## Task to complete
Work out how many lines of the material below mention the word "rewitalizacja"; reply with the number only.

[Start of Stored records]

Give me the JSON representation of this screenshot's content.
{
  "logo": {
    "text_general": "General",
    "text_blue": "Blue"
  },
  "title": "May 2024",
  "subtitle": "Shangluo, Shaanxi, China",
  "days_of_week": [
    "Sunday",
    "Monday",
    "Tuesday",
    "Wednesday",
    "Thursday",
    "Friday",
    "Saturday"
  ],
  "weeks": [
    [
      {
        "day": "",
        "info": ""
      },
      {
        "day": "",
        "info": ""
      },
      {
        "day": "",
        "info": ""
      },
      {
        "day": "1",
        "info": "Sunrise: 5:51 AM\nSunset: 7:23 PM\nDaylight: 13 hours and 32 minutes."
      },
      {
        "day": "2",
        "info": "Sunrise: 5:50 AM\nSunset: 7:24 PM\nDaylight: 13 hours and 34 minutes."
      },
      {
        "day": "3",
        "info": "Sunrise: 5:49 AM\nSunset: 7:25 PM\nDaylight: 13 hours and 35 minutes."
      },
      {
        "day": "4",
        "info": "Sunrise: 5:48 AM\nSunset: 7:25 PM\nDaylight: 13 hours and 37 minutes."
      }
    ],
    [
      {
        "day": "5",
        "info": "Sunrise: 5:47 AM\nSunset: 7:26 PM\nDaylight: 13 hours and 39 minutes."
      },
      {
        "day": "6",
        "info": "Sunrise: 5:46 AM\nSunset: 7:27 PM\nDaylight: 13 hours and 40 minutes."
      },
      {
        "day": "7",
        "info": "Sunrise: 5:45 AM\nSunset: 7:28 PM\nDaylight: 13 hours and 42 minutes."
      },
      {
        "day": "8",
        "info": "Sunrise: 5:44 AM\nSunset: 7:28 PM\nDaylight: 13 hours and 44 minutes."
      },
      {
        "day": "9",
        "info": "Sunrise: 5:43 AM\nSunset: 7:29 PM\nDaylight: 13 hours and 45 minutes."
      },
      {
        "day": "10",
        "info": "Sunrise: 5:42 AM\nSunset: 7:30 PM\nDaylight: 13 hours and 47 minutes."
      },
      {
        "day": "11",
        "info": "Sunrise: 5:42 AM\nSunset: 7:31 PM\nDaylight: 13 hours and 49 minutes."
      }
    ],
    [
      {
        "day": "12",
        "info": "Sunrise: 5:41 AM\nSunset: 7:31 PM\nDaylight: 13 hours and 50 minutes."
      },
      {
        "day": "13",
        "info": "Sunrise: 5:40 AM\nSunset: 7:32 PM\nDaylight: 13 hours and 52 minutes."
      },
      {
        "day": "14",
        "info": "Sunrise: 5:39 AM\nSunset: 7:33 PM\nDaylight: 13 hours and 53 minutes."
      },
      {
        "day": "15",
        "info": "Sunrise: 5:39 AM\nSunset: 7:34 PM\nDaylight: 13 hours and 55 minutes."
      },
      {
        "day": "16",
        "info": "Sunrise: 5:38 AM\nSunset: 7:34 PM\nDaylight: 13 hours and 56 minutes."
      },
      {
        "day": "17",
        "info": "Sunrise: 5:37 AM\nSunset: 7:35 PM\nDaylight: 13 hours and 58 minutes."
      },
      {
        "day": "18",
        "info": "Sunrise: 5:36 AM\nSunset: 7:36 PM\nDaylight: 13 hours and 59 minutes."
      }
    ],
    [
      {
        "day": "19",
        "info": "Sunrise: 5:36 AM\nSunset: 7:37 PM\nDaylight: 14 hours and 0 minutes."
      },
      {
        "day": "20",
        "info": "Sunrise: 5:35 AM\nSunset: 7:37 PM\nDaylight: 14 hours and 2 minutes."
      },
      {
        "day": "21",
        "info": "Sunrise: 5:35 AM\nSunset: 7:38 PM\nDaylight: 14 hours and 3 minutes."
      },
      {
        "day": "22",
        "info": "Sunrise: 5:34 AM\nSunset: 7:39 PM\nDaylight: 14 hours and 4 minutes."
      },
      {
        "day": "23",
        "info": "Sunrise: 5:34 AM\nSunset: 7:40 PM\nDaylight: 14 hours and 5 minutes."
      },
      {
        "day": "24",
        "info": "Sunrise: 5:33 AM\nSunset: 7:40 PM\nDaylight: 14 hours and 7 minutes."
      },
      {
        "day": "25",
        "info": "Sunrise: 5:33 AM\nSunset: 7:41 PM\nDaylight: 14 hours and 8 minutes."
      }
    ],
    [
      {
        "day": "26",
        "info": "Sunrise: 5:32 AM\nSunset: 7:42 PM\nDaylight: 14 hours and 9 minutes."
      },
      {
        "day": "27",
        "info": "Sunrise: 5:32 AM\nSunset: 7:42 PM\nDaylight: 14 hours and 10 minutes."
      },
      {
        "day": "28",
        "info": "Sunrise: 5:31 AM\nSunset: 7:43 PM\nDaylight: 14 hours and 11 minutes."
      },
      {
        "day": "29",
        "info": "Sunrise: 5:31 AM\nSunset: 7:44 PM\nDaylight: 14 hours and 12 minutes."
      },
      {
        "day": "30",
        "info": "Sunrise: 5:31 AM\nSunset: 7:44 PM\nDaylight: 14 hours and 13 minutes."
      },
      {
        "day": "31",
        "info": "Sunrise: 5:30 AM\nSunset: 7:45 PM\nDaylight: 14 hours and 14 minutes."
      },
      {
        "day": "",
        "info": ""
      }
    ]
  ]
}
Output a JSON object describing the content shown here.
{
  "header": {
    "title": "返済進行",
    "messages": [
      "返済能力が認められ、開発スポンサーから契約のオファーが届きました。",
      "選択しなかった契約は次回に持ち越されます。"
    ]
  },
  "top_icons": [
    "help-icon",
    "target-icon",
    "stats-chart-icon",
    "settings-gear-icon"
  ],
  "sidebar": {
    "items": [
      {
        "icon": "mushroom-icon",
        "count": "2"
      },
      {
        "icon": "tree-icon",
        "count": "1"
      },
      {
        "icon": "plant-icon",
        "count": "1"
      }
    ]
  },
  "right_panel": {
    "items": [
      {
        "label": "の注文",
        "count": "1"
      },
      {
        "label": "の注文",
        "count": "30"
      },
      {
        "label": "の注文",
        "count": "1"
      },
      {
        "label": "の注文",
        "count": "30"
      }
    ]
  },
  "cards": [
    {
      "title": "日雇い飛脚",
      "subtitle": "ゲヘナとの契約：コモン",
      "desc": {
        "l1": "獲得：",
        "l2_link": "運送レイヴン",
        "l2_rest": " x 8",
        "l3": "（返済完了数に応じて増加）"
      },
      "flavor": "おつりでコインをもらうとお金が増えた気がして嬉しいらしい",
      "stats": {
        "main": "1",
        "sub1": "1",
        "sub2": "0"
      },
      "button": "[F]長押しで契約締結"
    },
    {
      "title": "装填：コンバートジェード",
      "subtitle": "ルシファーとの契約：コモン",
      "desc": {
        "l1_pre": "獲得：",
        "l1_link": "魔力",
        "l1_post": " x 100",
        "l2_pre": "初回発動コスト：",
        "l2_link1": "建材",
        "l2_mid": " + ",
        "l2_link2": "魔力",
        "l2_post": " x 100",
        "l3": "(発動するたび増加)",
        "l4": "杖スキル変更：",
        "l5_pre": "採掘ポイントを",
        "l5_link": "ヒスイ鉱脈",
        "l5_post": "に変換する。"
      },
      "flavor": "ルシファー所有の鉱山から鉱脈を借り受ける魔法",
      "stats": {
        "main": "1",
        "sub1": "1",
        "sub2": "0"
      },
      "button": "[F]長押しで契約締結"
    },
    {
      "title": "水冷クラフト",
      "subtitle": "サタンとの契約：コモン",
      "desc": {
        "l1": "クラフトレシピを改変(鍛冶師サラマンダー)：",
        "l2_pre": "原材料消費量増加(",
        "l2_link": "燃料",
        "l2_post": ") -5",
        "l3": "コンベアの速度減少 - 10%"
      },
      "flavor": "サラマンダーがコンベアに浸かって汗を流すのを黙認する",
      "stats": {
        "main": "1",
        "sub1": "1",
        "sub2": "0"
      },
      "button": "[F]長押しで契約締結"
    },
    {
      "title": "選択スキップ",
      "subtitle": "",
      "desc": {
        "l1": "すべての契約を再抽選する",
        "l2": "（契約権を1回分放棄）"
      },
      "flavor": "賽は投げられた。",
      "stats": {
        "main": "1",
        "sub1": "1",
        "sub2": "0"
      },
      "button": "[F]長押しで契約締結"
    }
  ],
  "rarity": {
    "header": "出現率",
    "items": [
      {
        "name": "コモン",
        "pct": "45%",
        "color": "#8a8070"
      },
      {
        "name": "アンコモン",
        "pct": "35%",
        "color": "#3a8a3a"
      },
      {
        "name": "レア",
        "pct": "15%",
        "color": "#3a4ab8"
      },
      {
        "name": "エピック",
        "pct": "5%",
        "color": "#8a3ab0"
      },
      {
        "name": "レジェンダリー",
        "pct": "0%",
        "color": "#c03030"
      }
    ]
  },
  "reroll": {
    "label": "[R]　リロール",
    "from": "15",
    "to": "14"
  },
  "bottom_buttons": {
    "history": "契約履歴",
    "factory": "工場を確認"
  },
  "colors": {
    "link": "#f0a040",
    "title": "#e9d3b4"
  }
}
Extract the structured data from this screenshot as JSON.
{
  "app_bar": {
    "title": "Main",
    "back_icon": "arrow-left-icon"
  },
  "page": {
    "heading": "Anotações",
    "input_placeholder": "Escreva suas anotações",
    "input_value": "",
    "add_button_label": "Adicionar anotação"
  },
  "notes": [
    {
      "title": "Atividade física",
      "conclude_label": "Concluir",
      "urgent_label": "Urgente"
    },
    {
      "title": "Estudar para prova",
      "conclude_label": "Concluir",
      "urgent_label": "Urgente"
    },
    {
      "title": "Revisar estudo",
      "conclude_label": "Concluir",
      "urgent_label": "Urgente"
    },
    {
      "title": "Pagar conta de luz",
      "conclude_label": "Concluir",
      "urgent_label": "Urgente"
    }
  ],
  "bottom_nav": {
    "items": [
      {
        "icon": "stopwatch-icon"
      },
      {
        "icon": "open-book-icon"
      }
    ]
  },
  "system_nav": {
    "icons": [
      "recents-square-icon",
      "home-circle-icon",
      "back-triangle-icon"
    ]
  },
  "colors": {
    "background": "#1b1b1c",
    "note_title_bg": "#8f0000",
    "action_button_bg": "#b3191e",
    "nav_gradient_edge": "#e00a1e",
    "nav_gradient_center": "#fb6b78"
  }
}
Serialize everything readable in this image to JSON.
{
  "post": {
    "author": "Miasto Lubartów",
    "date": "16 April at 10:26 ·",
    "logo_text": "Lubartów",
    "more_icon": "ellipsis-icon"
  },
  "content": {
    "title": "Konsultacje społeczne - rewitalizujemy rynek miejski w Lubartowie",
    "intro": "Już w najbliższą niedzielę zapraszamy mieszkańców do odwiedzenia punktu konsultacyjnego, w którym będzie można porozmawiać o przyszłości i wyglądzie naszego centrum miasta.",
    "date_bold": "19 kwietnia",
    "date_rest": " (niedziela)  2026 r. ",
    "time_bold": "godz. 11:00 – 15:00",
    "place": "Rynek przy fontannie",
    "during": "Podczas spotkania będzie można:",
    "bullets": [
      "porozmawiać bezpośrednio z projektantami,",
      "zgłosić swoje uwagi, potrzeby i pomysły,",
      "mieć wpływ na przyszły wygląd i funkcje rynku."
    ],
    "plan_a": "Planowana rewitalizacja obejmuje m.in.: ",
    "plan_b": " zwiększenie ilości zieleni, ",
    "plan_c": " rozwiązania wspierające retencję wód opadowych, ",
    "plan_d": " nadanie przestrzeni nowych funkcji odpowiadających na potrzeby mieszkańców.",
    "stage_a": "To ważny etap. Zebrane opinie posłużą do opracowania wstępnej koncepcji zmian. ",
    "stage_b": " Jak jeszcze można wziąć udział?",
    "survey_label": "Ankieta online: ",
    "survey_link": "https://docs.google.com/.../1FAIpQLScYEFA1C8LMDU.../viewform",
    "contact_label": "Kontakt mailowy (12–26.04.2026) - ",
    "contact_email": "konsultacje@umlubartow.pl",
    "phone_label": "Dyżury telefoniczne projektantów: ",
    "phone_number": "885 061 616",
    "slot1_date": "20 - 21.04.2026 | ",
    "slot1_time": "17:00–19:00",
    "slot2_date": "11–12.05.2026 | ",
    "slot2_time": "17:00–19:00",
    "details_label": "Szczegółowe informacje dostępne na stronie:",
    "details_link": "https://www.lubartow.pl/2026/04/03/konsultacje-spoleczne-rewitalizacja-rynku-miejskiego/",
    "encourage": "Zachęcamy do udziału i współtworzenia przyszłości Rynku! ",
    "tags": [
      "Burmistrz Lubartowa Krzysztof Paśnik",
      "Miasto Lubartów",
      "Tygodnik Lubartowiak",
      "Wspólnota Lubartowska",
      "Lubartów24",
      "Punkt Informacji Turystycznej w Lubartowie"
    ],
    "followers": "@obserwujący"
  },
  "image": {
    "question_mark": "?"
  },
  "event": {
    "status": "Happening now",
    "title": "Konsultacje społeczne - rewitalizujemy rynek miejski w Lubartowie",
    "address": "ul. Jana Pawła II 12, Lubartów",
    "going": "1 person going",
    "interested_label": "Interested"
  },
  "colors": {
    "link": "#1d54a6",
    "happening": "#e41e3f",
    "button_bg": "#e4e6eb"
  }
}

[End of Stored records]

## Solution for this exercise
2